start Input rows

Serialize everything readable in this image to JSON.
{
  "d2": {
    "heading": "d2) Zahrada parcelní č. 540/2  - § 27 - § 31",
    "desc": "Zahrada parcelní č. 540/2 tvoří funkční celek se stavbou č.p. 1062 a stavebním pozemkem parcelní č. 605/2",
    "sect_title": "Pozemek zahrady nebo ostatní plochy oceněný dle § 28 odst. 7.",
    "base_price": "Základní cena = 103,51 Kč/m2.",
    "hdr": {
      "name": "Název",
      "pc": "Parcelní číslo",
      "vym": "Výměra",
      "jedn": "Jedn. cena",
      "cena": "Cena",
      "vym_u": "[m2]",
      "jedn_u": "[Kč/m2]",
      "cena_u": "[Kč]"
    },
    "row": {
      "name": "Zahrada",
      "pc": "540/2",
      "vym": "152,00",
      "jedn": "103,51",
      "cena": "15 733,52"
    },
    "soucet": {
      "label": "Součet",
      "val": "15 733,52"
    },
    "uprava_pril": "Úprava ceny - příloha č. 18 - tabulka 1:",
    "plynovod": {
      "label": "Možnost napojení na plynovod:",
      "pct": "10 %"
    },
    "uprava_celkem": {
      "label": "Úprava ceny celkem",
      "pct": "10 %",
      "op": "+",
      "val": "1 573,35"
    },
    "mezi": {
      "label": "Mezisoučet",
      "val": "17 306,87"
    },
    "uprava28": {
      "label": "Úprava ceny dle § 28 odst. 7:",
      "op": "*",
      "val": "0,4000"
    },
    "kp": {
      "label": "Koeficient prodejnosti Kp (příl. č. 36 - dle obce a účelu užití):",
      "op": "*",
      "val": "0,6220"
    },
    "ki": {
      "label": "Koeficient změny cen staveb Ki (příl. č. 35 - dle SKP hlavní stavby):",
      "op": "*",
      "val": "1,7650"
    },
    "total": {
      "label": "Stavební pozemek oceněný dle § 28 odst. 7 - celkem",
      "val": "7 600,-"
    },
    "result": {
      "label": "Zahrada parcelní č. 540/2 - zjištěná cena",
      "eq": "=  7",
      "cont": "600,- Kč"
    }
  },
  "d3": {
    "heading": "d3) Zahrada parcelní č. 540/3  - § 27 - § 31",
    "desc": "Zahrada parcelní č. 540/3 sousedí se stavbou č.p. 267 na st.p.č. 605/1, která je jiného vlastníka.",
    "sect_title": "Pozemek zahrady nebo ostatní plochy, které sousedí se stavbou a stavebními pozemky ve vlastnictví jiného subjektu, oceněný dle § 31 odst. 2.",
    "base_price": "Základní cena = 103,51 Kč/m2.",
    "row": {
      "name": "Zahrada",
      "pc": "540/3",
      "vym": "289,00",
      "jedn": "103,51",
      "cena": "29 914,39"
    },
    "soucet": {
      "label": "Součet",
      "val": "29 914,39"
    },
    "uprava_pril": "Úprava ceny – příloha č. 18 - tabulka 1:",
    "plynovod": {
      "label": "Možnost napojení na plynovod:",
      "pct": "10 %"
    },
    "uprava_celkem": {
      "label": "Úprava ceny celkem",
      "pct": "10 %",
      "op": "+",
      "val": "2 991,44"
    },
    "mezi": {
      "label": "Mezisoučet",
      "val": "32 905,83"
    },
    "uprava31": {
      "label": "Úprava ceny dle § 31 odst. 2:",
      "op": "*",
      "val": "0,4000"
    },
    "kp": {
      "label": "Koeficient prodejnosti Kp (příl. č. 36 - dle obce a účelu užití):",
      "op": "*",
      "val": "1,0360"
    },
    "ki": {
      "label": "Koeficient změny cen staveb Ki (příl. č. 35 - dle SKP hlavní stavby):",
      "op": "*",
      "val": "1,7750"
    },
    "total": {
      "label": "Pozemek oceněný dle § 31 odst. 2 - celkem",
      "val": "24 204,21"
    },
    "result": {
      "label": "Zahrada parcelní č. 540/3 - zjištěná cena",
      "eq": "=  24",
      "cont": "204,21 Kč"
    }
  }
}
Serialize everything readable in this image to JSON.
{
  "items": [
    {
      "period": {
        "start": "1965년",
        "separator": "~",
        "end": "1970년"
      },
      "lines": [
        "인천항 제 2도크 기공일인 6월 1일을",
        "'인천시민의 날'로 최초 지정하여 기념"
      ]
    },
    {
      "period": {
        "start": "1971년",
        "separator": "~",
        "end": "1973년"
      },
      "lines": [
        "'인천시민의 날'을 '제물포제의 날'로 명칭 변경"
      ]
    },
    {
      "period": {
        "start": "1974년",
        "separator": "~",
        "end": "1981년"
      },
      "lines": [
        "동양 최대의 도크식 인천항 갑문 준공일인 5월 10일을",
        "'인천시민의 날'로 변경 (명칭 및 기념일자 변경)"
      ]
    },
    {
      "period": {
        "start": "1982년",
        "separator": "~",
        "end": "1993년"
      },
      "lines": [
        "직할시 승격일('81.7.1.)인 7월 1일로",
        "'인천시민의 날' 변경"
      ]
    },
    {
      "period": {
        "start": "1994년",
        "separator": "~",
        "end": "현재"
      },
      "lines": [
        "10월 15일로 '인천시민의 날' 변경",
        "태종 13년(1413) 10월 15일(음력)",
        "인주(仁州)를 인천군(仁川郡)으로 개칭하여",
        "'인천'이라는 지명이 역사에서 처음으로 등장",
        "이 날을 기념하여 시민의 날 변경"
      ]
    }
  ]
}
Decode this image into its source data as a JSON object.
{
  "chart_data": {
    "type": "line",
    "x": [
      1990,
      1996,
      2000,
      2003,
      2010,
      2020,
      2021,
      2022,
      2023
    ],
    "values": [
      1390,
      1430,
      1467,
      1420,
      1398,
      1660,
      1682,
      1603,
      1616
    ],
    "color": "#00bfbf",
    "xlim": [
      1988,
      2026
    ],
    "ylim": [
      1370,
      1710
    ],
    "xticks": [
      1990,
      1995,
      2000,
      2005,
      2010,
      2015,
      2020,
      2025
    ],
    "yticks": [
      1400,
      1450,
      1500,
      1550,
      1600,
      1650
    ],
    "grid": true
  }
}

end Input rows

Stated exercise ▸ Nothing but the lines from the line with "Decode this image" to the last line of the listing above should appear; please retype them exactly, both ends included.

Solved exercise ▸
Decode this image into its source data as a JSON object.
{
  "chart_data": {
    "type": "line",
    "x": [
      1990,
      1996,
      2000,
      2003,
      2010,
      2020,
      2021,
      2022,
      2023
    ],
    "values": [
      1390,
      1430,
      1467,
      1420,
      1398,
      1660,
      1682,
      1603,
      1616
    ],
    "color": "#00bfbf",
    "xlim": [
      1988,
      2026
    ],
    "ylim": [
      1370,
      1710
    ],
    "xticks": [
      1990,
      1995,
      2000,
      2005,
      2010,
      2015,
      2020,
      2025
    ],
    "yticks": [
      1400,
      1450,
      1500,
      1550,
      1600,
      1650
    ],
    "grid": true
  }
}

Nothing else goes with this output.